Exactly repeat the full listing that follows.

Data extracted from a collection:
<<<<
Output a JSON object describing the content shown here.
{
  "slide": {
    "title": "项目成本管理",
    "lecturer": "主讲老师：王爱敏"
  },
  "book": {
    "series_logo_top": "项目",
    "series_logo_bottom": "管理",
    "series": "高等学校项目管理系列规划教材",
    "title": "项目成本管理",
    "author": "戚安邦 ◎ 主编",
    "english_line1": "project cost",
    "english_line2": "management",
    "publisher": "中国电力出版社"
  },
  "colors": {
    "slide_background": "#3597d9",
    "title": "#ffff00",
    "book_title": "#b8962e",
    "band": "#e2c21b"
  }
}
>>>>
### CORRECT RESULT
Output a JSON object describing the content shown here.
{
  "slide": {
    "title": "项目成本管理",
    "lecturer": "主讲老师：王爱敏"
  },
  "book": {
    "series_logo_top": "项目",
    "series_logo_bottom": "管理",
    "series": "高等学校项目管理系列规划教材",
    "title": "项目成本管理",
    "author": "戚安邦 ◎ 主编",
    "english_line1": "project cost",
    "english_line2": "management",
    "publisher": "中国电力出版社"
  },
  "colors": {
    "slide_background": "#3597d9",
    "title": "#ffff00",
    "book_title": "#b8962e",
    "band": "#e2c21b"
  }
}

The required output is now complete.